- **Task directions**: Set the following entries down again exactly, line by line.

··· Task inputs

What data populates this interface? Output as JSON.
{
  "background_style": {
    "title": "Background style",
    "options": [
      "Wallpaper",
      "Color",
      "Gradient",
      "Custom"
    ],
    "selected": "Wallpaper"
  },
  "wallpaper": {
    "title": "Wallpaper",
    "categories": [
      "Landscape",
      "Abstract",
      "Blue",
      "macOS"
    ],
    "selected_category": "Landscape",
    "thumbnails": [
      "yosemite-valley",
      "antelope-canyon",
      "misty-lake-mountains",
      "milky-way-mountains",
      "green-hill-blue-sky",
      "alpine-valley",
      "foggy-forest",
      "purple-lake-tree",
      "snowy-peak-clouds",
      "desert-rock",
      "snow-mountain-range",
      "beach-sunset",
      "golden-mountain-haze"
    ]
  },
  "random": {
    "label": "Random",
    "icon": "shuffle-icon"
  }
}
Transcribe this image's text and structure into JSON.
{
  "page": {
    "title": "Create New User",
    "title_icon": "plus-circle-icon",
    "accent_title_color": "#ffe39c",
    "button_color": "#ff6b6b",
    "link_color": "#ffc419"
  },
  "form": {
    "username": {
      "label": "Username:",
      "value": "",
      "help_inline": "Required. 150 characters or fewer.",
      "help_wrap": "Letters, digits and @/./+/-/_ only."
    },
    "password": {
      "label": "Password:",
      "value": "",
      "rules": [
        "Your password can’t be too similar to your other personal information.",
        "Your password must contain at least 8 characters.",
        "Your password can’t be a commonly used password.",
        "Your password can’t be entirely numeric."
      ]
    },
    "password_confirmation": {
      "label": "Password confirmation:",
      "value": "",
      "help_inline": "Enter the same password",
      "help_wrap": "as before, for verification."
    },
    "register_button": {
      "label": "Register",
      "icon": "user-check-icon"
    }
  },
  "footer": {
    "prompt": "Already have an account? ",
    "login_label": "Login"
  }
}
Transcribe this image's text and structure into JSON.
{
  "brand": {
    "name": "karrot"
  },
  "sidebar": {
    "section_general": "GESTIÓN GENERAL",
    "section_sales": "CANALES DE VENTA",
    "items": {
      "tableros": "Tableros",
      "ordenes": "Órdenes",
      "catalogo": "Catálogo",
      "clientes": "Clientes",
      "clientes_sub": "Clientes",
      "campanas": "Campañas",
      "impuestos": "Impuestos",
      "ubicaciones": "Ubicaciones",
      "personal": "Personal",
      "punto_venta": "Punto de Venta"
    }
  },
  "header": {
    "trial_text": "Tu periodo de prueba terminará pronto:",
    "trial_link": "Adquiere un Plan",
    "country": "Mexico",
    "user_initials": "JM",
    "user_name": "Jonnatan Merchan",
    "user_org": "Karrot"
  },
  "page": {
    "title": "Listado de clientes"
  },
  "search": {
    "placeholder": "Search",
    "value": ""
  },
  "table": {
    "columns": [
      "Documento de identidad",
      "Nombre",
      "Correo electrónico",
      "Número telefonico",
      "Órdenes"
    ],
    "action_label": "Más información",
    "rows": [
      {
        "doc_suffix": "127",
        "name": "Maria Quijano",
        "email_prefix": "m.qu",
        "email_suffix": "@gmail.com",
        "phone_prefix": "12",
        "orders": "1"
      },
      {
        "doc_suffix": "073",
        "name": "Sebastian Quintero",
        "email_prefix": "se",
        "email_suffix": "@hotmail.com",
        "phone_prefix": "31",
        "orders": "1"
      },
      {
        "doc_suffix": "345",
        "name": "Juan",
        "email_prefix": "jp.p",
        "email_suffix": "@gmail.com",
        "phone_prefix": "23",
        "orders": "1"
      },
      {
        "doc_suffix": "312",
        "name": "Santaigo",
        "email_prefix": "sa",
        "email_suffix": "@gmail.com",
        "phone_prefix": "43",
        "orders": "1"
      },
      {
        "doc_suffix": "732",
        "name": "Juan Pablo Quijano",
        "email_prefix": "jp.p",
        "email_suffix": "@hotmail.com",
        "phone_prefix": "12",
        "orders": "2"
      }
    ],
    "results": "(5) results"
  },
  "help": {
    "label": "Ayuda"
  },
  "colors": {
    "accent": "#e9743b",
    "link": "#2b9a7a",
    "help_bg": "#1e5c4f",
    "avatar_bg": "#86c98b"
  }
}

······

- **Output below**:
What data populates this interface? Output as JSON.
{
  "background_style": {
    "title": "Background style",
    "options": [
      "Wallpaper",
      "Color",
      "Gradient",
      "Custom"
    ],
    "selected": "Wallpaper"
  },
  "wallpaper": {
    "title": "Wallpaper",
    "categories": [
      "Landscape",
      "Abstract",
      "Blue",
      "macOS"
    ],
    "selected_category": "Landscape",
    "thumbnails": [
      "yosemite-valley",
      "antelope-canyon",
      "misty-lake-mountains",
      "milky-way-mountains",
      "green-hill-blue-sky",
      "alpine-valley",
      "foggy-forest",
      "purple-lake-tree",
      "snowy-peak-clouds",
      "desert-rock",
      "snow-mountain-range",
      "beach-sunset",
      "golden-mountain-haze"
    ]
  },
  "random": {
    "label": "Random",
    "icon": "shuffle-icon"
  }
}
Transcribe this image's text and structure into JSON.
{
  "page": {
    "title": "Create New User",
    "title_icon": "plus-circle-icon",
    "accent_title_color": "#ffe39c",
    "button_color": "#ff6b6b",
    "link_color": "#ffc419"
  },
  "form": {
    "username": {
      "label": "Username:",
      "value": "",
      "help_inline": "Required. 150 characters or fewer.",
      "help_wrap": "Letters, digits and @/./+/-/_ only."
    },
    "password": {
      "label": "Password:",
      "value": "",
      "rules": [
        "Your password can’t be too similar to your other personal information.",
        "Your password must contain at least 8 characters.",
        "Your password can’t be a commonly used password.",
        "Your password can’t be entirely numeric."
      ]
    },
    "password_confirmation": {
      "label": "Password confirmation:",
      "value": "",
      "help_inline": "Enter the same password",
      "help_wrap": "as before, for verification."
    },
    "register_button": {
      "label": "Register",
      "icon": "user-check-icon"
    }
  },
  "footer": {
    "prompt": "Already have an account? ",
    "login_label": "Login"
  }
}
Transcribe this image's text and structure into JSON.
{
  "brand": {
    "name": "karrot"
  },
  "sidebar": {
    "section_general": "GESTIÓN GENERAL",
    "section_sales": "CANALES DE VENTA",
    "items": {
      "tableros": "Tableros",
      "ordenes": "Órdenes",
      "catalogo": "Catálogo",
      "clientes": "Clientes",
      "clientes_sub": "Clientes",
      "campanas": "Campañas",
      "impuestos": "Impuestos",
      "ubicaciones": "Ubicaciones",
      "personal": "Personal",
      "punto_venta": "Punto de Venta"
    }
  },
  "header": {
    "trial_text": "Tu periodo de prueba terminará pronto:",
    "trial_link": "Adquiere un Plan",
    "country": "Mexico",
    "user_initials": "JM",
    "user_name": "Jonnatan Merchan",
    "user_org": "Karrot"
  },
  "page": {
    "title": "Listado de clientes"
  },
  "search": {
    "placeholder": "Search",
    "value": ""
  },
  "table": {
    "columns": [
      "Documento de identidad",
      "Nombre",
      "Correo electrónico",
      "Número telefonico",
      "Órdenes"
    ],
    "action_label": "Más información",
    "rows": [
      {
        "doc_suffix": "127",
        "name": "Maria Quijano",
        "email_prefix": "m.qu",
        "email_suffix": "@gmail.com",
        "phone_prefix": "12",
        "orders": "1"
      },
      {
        "doc_suffix": "073",
        "name": "Sebastian Quintero",
        "email_prefix": "se",
        "email_suffix": "@hotmail.com",
        "phone_prefix": "31",
        "orders": "1"
      },
      {
        "doc_suffix": "345",
        "name": "Juan",
        "email_prefix": "jp.p",
        "email_suffix": "@gmail.com",
        "phone_prefix": "23",
        "orders": "1"
      },
      {
        "doc_suffix": "312",
        "name": "Santaigo",
        "email_prefix": "sa",
        "email_suffix": "@gmail.com",
        "phone_prefix": "43",
        "orders": "1"
      },
      {
        "doc_suffix": "732",
        "name": "Juan Pablo Quijano",
        "email_prefix": "jp.p",
        "email_suffix": "@hotmail.com",
        "phone_prefix": "12",
        "orders": "2"
      }
    ],
    "results": "(5) results"
  },
  "help": {
    "label": "Ayuda"
  },
  "colors": {
    "accent": "#e9743b",
    "link": "#2b9a7a",
    "help_bg": "#1e5c4f",
    "avatar_bg": "#86c98b"
  }
}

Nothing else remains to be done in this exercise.